>> begin Records supplied

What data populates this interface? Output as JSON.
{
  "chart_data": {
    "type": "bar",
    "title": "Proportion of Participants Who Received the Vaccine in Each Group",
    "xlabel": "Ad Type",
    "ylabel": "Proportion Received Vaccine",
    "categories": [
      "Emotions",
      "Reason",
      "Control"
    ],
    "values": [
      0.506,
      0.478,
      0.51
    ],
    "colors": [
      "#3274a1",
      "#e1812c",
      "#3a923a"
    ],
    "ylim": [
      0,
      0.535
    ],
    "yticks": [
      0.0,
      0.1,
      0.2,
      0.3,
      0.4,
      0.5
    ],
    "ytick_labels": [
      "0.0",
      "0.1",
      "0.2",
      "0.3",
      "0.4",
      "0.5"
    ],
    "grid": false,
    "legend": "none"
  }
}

>> end Records supplied
>> begin Records supplied

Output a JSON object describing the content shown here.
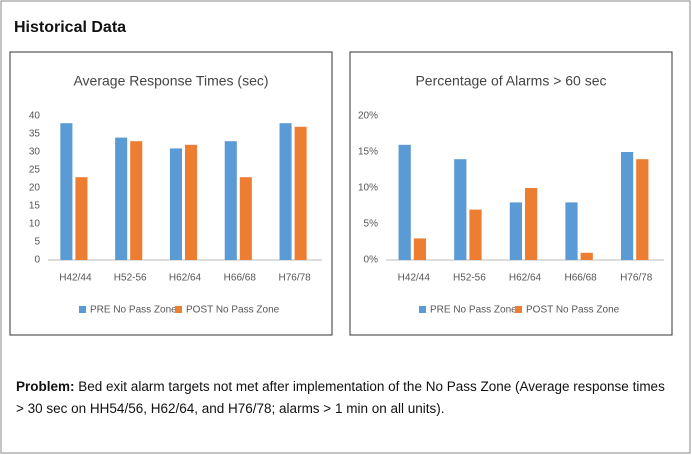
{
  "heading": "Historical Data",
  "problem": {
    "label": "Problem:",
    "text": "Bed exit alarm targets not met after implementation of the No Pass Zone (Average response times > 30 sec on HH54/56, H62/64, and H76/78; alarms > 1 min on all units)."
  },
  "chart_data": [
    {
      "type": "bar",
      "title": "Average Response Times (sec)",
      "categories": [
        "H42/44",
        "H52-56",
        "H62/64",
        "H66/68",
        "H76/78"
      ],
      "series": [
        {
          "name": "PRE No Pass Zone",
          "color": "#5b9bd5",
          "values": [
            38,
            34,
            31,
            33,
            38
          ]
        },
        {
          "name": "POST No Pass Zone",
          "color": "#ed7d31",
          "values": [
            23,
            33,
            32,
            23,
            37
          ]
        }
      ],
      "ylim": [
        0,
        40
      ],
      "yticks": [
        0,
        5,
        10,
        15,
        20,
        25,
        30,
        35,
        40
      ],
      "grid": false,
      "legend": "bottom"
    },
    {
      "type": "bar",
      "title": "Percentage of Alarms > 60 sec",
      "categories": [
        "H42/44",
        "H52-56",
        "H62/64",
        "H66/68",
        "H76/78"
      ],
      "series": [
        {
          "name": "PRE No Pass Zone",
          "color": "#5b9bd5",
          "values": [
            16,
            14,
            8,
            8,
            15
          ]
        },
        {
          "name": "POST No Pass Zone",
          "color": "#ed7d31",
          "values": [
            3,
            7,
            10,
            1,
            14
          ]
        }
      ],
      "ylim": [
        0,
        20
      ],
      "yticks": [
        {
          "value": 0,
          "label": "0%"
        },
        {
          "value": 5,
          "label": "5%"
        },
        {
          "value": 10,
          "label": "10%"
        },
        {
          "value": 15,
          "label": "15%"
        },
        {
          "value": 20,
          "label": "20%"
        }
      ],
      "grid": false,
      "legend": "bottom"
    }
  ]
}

>> end Records supplied
>> begin Records supplied

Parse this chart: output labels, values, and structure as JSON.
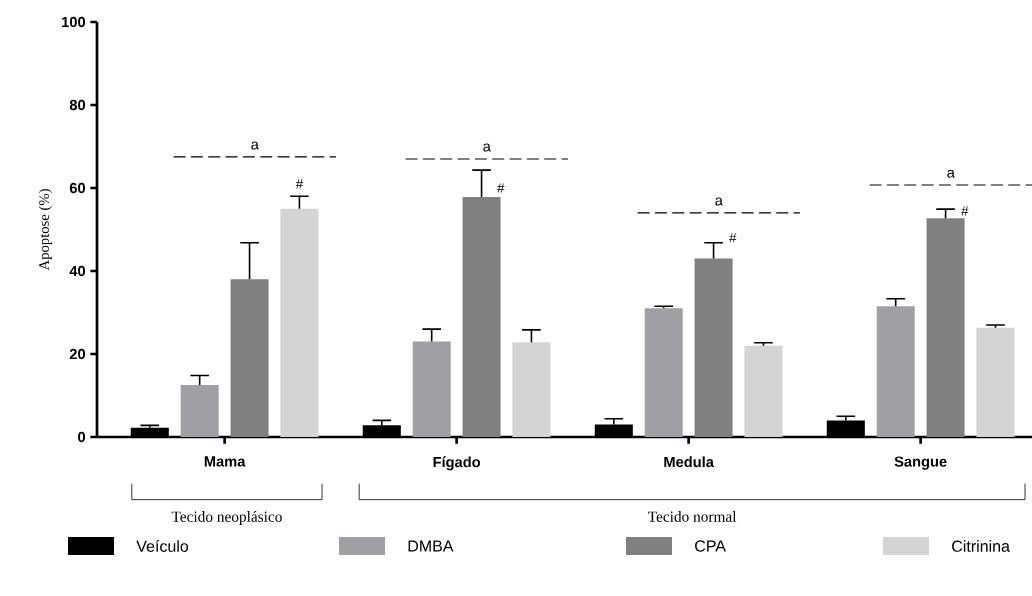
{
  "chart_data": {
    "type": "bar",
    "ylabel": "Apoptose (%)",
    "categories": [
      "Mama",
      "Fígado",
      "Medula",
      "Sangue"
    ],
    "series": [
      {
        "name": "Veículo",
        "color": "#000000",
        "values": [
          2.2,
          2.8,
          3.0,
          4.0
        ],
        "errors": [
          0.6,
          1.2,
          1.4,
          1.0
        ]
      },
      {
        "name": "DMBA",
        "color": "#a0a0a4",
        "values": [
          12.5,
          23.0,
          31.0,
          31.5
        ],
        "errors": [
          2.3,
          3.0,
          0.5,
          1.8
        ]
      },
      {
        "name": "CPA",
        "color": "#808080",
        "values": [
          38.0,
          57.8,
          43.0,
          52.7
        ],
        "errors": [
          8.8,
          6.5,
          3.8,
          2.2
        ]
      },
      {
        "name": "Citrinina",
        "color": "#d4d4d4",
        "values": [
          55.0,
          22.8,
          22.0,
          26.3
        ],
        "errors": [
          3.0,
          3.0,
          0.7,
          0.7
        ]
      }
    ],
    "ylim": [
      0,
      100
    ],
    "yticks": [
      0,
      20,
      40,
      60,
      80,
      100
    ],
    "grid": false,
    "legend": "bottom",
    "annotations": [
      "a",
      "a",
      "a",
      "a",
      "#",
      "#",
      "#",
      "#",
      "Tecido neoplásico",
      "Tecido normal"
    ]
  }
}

>> end Records supplied

What the task requires:
Collect every line above that contains the word "legend".

The output:
    "legend": "none"
      "legend": "bottom"
      "legend": "bottom"
    "legend": "bottom",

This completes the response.